STATED TASK – Output the records exactly as they appear, with no pictures included.

Stored records –
++++++++

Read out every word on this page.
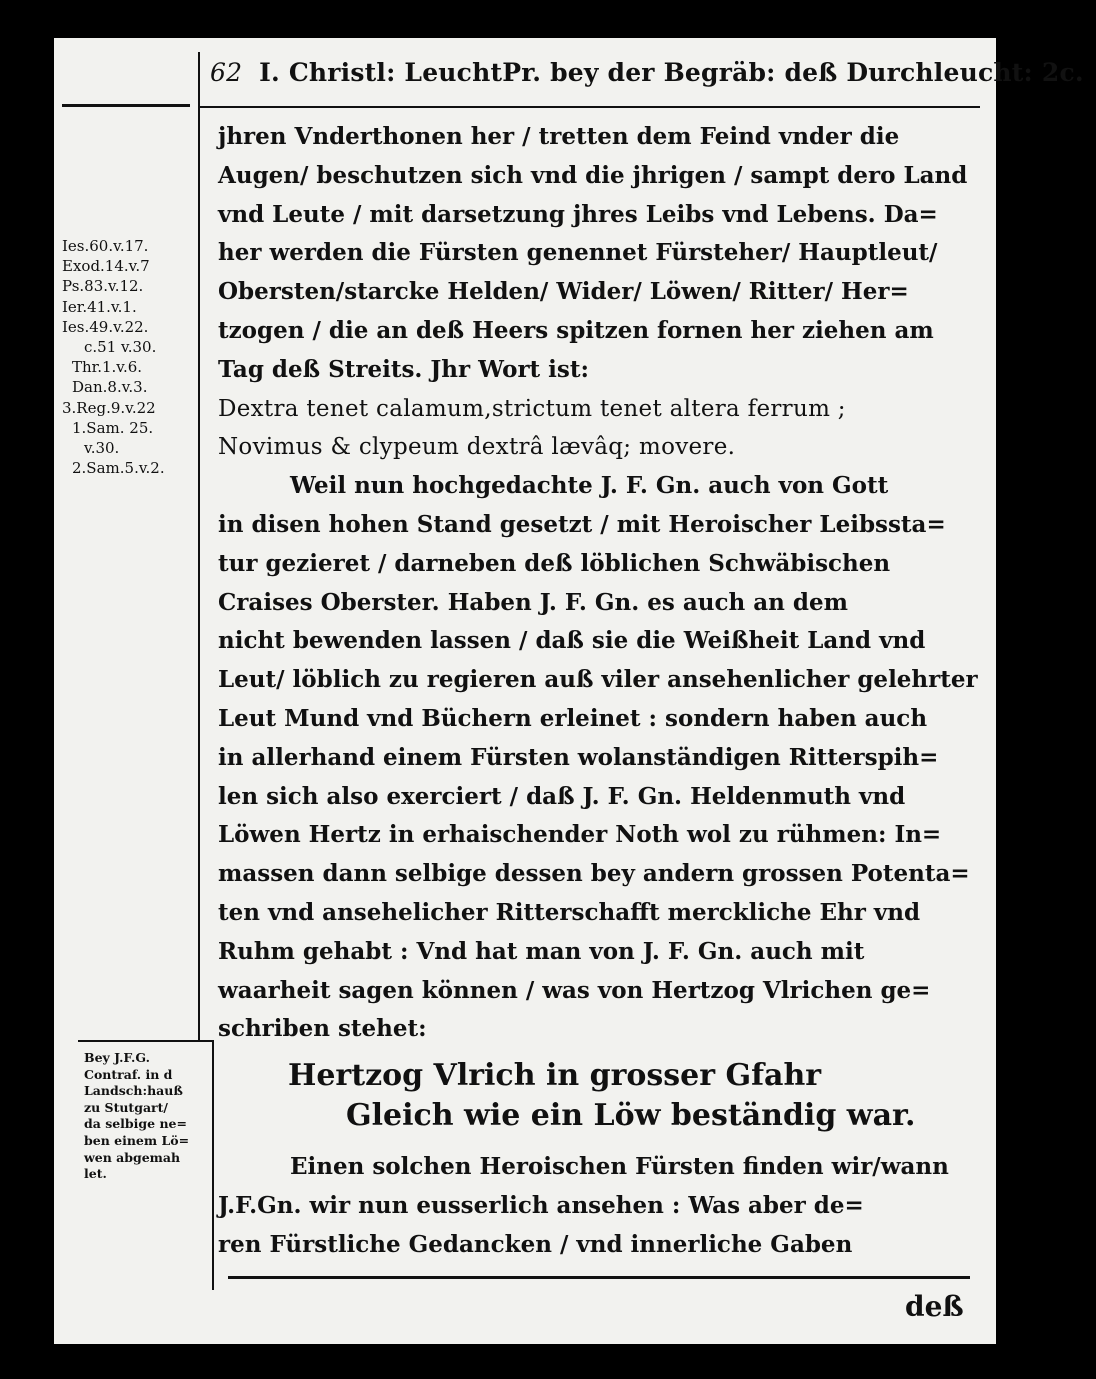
62 I. Christl: LeuchtPr. bey der Begräb: deß Durchleucht: 2c.
Ies.60.v.17.
Exod.14.v.7
Ps.83.v.12.
Ier.41.v.1.
Ies.49.v.22.
c.51 v.30.
Thr.1.v.6.
Dan.8.v.3.
3.Reg.9.v.22
1.Sam. 25.
v.30.
2.Sam.5.v.2.
Bey J.F.G.
Contraf. in d
Landsch:hauß
zu Stutgart/
da selbige ne=
ben einem Lö=
wen abgemah
let.
jhren Vnderthonen her / tretten dem Feind vnder die
Augen/ beschutzen sich vnd die jhrigen / sampt dero Land
vnd Leute / mit darsetzung jhres Leibs vnd Lebens. Da=
her werden die Fürsten genennet Fürsteher/ Hauptleut/
Obersten/starcke Helden/ Wider/ Löwen/ Ritter/ Her=
tzogen / die an deß Heers spitzen fornen her ziehen am
Tag deß Streits. Jhr Wort ist:
Dextra tenet calamum,strictum tenet altera ferrum ;
Novimus & clypeum dextrâ lævâq; movere.
Weil nun hochgedachte J. F. Gn. auch von Gott
in disen hohen Stand gesetzt / mit Heroischer Leibssta=
tur gezieret / darneben deß löblichen Schwäbischen
Craises Oberster. Haben J. F. Gn. es auch an dem
nicht bewenden lassen / daß sie die Weißheit Land vnd
Leut/ löblich zu regieren auß viler ansehenlicher gelehrter
Leut Mund vnd Büchern erleinet : sondern haben auch
in allerhand einem Fürsten wolanständigen Ritterspih=
len sich also exerciert / daß J. F. Gn. Heldenmuth vnd
Löwen Hertz in erhaischender Noth wol zu rühmen: In=
massen dann selbige dessen bey andern grossen Potenta=
ten vnd ansehelicher Ritterschafft merckliche Ehr vnd
Ruhm gehabt : Vnd hat man von J. F. Gn. auch mit
waarheit sagen können / was von Hertzog Vlrichen ge=
schriben stehet:
Hertzog Vlrich in grosser Gfahr
Gleich wie ein Löw beständig war.
Einen solchen Heroischen Fürsten finden wir/wann
J.F.Gn. wir nun eusserlich ansehen : Was aber de=
ren Fürstliche Gedancken / vnd innerliche Gaben
deß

++++++++

THE ANSWER –
Read out every word on this page.
62 I. Christl: LeuchtPr. bey der Begräb: deß Durchleucht: 2c.
Ies.60.v.17.
Exod.14.v.7
Ps.83.v.12.
Ier.41.v.1.
Ies.49.v.22.
c.51 v.30.
Thr.1.v.6.
Dan.8.v.3.
3.Reg.9.v.22
1.Sam. 25.
v.30.
2.Sam.5.v.2.
Bey J.F.G.
Contraf. in d
Landsch:hauß
zu Stutgart/
da selbige ne=
ben einem Lö=
wen abgemah
let.
jhren Vnderthonen her / tretten dem Feind vnder die
Augen/ beschutzen sich vnd die jhrigen / sampt dero Land
vnd Leute / mit darsetzung jhres Leibs vnd Lebens. Da=
her werden die Fürsten genennet Fürsteher/ Hauptleut/
Obersten/starcke Helden/ Wider/ Löwen/ Ritter/ Her=
tzogen / die an deß Heers spitzen fornen her ziehen am
Tag deß Streits. Jhr Wort ist:
Dextra tenet calamum,strictum tenet altera ferrum ;
Novimus & clypeum dextrâ lævâq; movere.
Weil nun hochgedachte J. F. Gn. auch von Gott
in disen hohen Stand gesetzt / mit Heroischer Leibssta=
tur gezieret / darneben deß löblichen Schwäbischen
Craises Oberster. Haben J. F. Gn. es auch an dem
nicht bewenden lassen / daß sie die Weißheit Land vnd
Leut/ löblich zu regieren auß viler ansehenlicher gelehrter
Leut Mund vnd Büchern erleinet : sondern haben auch
in allerhand einem Fürsten wolanständigen Ritterspih=
len sich also exerciert / daß J. F. Gn. Heldenmuth vnd
Löwen Hertz in erhaischender Noth wol zu rühmen: In=
massen dann selbige dessen bey andern grossen Potenta=
ten vnd ansehelicher Ritterschafft merckliche Ehr vnd
Ruhm gehabt : Vnd hat man von J. F. Gn. auch mit
waarheit sagen können / was von Hertzog Vlrichen ge=
schriben stehet:
Hertzog Vlrich in grosser Gfahr
Gleich wie ein Löw beständig war.
Einen solchen Heroischen Fürsten finden wir/wann
J.F.Gn. wir nun eusserlich ansehen : Was aber de=
ren Fürstliche Gedancken / vnd innerliche Gaben
deß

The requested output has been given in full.